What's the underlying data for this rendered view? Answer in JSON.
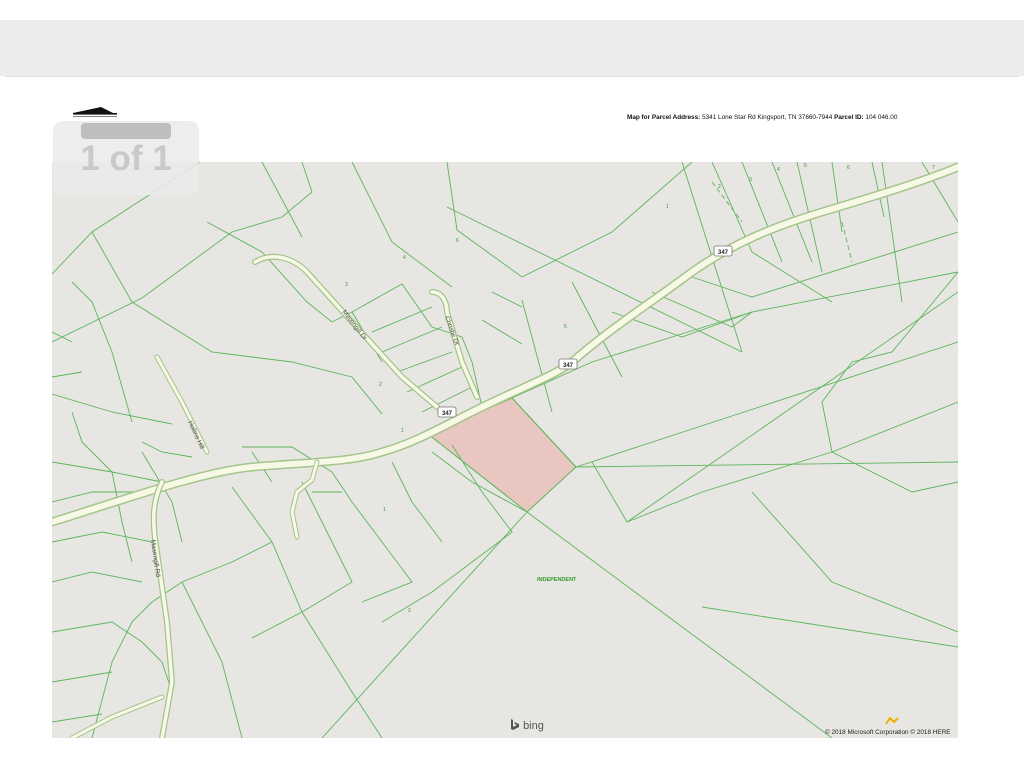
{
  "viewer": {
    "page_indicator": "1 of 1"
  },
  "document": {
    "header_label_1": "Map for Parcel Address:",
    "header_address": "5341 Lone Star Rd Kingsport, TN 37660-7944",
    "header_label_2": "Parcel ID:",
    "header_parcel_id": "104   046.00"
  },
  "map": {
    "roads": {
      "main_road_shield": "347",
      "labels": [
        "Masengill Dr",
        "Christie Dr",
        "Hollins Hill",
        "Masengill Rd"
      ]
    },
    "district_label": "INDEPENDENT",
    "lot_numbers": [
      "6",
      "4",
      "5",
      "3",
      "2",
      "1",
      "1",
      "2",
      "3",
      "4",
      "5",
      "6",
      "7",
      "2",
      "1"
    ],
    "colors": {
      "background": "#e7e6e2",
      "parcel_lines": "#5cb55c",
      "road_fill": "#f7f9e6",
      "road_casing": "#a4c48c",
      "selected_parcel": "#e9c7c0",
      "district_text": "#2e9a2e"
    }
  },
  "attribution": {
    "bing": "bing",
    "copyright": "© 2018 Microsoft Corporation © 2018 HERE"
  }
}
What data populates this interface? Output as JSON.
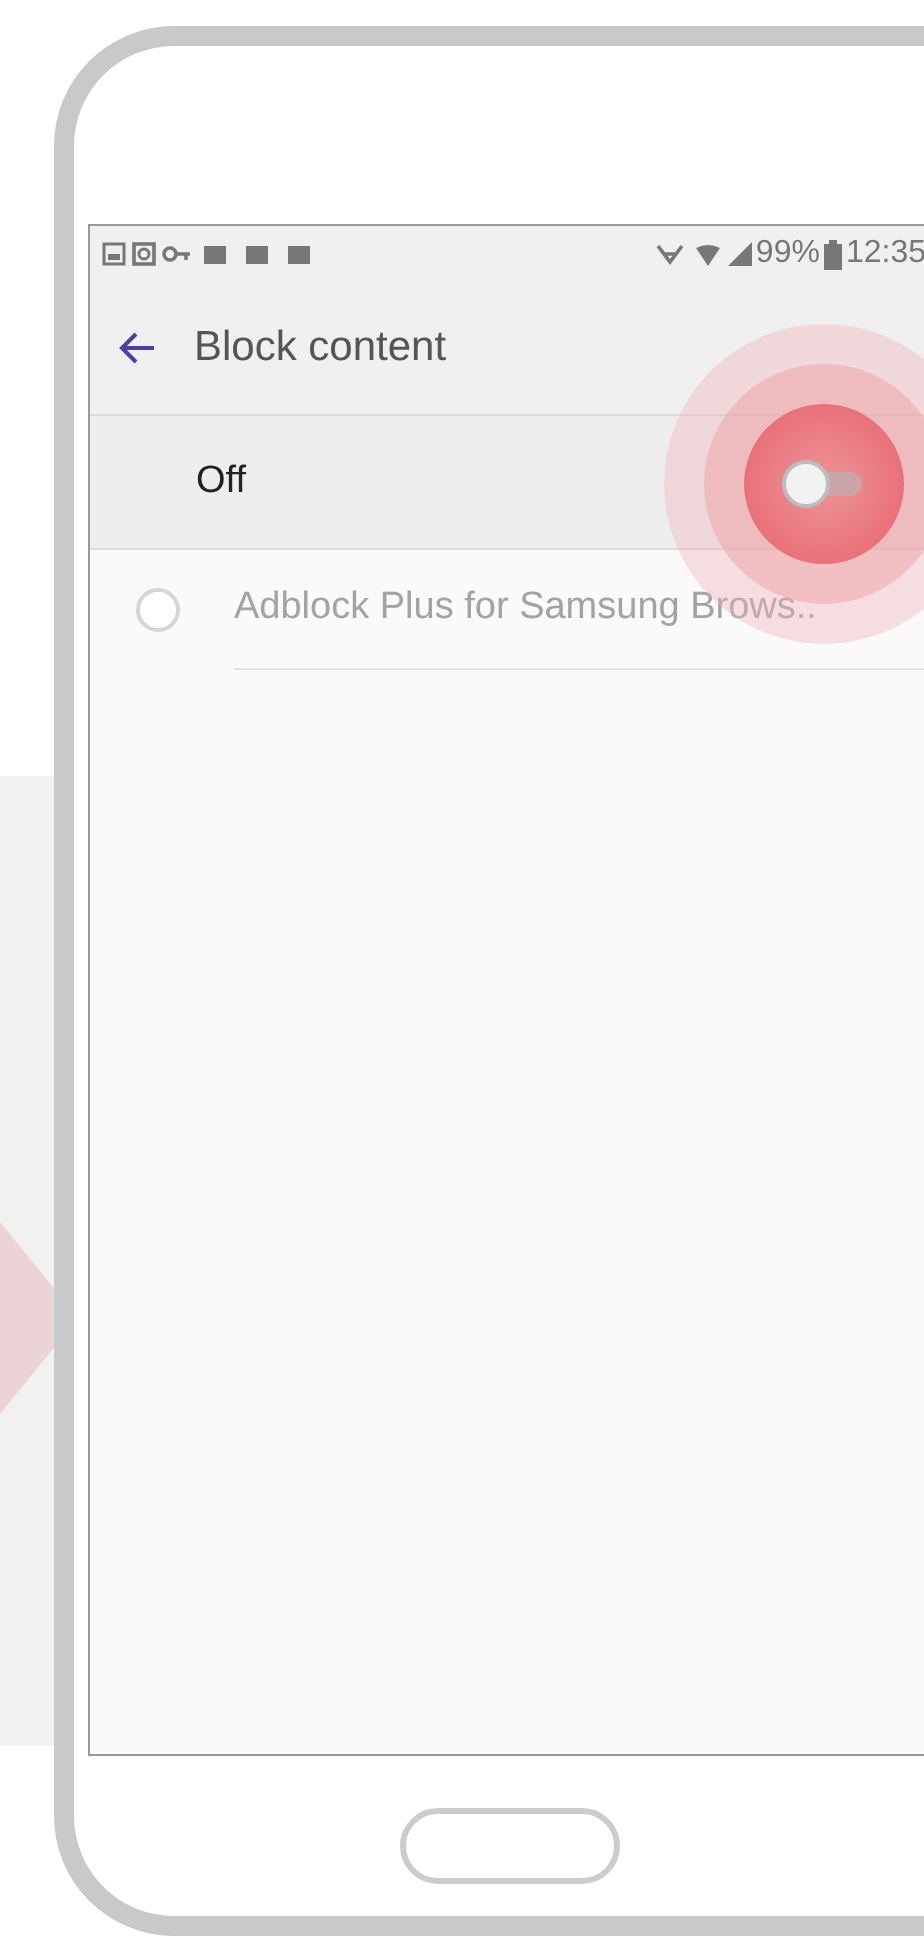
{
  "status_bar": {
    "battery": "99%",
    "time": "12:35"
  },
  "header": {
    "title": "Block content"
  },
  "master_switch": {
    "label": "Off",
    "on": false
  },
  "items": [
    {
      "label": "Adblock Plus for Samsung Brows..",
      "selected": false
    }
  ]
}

PROBLEM REQUIREMENTS: The data above should be repeated exactly, minus any pictures.

WORKED ANSWER:
What's the underlying data for this rendered view? Answer in JSON.
{
  "viewer": {
    "page_indicator": "1 of 1"
  },
  "document": {
    "header_label_1": "Map for Parcel Address:",
    "header_address": "5341 Lone Star Rd Kingsport, TN 37660-7944",
    "header_label_2": "Parcel ID:",
    "header_parcel_id": "104   046.00"
  },
  "map": {
    "roads": {
      "main_road_shield": "347",
      "labels": [
        "Masengill Dr",
        "Christie Dr",
        "Hollins Hill",
        "Masengill Rd"
      ]
    },
    "district_label": "INDEPENDENT",
    "lot_numbers": [
      "6",
      "4",
      "5",
      "3",
      "2",
      "1",
      "1",
      "2",
      "3",
      "4",
      "5",
      "6",
      "7",
      "2",
      "1"
    ],
    "colors": {
      "background": "#e7e6e2",
      "parcel_lines": "#5cb55c",
      "road_fill": "#f7f9e6",
      "road_casing": "#a4c48c",
      "selected_parcel": "#e9c7c0",
      "district_text": "#2e9a2e"
    }
  },
  "attribution": {
    "bing": "bing",
    "copyright": "© 2018 Microsoft Corporation © 2018 HERE"
  }
}
What data populates this interface? Output as JSON.
{
  "status_bar": {
    "battery": "99%",
    "time": "12:35"
  },
  "header": {
    "title": "Block content"
  },
  "master_switch": {
    "label": "Off",
    "on": false
  },
  "items": [
    {
      "label": "Adblock Plus for Samsung Brows..",
      "selected": false
    }
  ]
}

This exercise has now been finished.